* Aim of the task
Make an exact copy of the entries below with the pictures removed.
Begin
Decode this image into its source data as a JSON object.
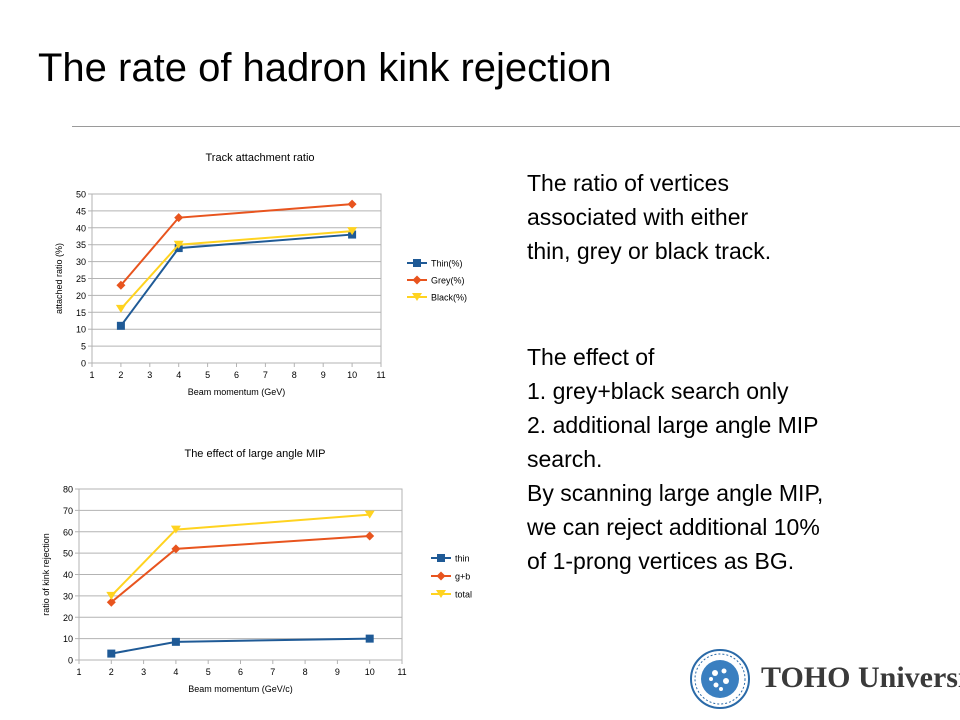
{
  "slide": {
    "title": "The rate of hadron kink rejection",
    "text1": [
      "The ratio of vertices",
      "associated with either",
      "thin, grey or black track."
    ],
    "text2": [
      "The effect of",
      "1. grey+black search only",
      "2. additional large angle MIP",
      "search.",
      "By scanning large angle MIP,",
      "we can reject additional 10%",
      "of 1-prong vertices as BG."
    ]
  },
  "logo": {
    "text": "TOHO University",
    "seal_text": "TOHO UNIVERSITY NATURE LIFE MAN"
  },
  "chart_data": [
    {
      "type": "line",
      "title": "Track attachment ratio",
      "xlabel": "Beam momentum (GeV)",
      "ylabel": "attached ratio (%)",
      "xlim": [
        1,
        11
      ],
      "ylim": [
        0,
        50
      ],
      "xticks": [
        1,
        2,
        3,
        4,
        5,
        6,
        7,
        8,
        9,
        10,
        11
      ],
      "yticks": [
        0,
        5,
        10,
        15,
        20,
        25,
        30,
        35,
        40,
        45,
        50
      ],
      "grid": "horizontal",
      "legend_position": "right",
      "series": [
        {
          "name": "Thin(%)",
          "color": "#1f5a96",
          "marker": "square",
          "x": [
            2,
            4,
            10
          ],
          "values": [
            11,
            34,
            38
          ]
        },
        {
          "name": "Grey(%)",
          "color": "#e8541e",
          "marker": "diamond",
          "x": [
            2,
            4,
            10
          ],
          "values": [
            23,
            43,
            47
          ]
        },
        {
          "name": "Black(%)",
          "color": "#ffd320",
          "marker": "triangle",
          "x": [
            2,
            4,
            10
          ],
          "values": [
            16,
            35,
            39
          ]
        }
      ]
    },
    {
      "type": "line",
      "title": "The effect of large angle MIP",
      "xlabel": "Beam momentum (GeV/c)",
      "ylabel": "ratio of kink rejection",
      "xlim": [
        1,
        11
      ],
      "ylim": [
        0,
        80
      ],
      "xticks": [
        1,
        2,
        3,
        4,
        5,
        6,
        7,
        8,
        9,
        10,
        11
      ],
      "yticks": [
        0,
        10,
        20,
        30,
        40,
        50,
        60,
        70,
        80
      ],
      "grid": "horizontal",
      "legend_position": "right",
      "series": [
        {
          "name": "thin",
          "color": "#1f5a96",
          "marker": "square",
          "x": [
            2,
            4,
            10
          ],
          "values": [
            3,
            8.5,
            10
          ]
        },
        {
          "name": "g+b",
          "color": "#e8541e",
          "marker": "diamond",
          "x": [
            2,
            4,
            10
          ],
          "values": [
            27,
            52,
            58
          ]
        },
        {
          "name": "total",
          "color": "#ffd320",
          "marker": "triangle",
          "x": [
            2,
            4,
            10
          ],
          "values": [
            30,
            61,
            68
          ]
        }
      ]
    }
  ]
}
End
* Written reply
Decode this image into its source data as a JSON object.
{
  "slide": {
    "title": "The rate of hadron kink rejection",
    "text1": [
      "The ratio of vertices",
      "associated with either",
      "thin, grey or black track."
    ],
    "text2": [
      "The effect of",
      "1. grey+black search only",
      "2. additional large angle MIP",
      "search.",
      "By scanning large angle MIP,",
      "we can reject additional 10%",
      "of 1-prong vertices as BG."
    ]
  },
  "logo": {
    "text": "TOHO University",
    "seal_text": "TOHO UNIVERSITY NATURE LIFE MAN"
  },
  "chart_data": [
    {
      "type": "line",
      "title": "Track attachment ratio",
      "xlabel": "Beam momentum (GeV)",
      "ylabel": "attached ratio (%)",
      "xlim": [
        1,
        11
      ],
      "ylim": [
        0,
        50
      ],
      "xticks": [
        1,
        2,
        3,
        4,
        5,
        6,
        7,
        8,
        9,
        10,
        11
      ],
      "yticks": [
        0,
        5,
        10,
        15,
        20,
        25,
        30,
        35,
        40,
        45,
        50
      ],
      "grid": "horizontal",
      "legend_position": "right",
      "series": [
        {
          "name": "Thin(%)",
          "color": "#1f5a96",
          "marker": "square",
          "x": [
            2,
            4,
            10
          ],
          "values": [
            11,
            34,
            38
          ]
        },
        {
          "name": "Grey(%)",
          "color": "#e8541e",
          "marker": "diamond",
          "x": [
            2,
            4,
            10
          ],
          "values": [
            23,
            43,
            47
          ]
        },
        {
          "name": "Black(%)",
          "color": "#ffd320",
          "marker": "triangle",
          "x": [
            2,
            4,
            10
          ],
          "values": [
            16,
            35,
            39
          ]
        }
      ]
    },
    {
      "type": "line",
      "title": "The effect of large angle MIP",
      "xlabel": "Beam momentum (GeV/c)",
      "ylabel": "ratio of kink rejection",
      "xlim": [
        1,
        11
      ],
      "ylim": [
        0,
        80
      ],
      "xticks": [
        1,
        2,
        3,
        4,
        5,
        6,
        7,
        8,
        9,
        10,
        11
      ],
      "yticks": [
        0,
        10,
        20,
        30,
        40,
        50,
        60,
        70,
        80
      ],
      "grid": "horizontal",
      "legend_position": "right",
      "series": [
        {
          "name": "thin",
          "color": "#1f5a96",
          "marker": "square",
          "x": [
            2,
            4,
            10
          ],
          "values": [
            3,
            8.5,
            10
          ]
        },
        {
          "name": "g+b",
          "color": "#e8541e",
          "marker": "diamond",
          "x": [
            2,
            4,
            10
          ],
          "values": [
            27,
            52,
            58
          ]
        },
        {
          "name": "total",
          "color": "#ffd320",
          "marker": "triangle",
          "x": [
            2,
            4,
            10
          ],
          "values": [
            30,
            61,
            68
          ]
        }
      ]
    }
  ]
}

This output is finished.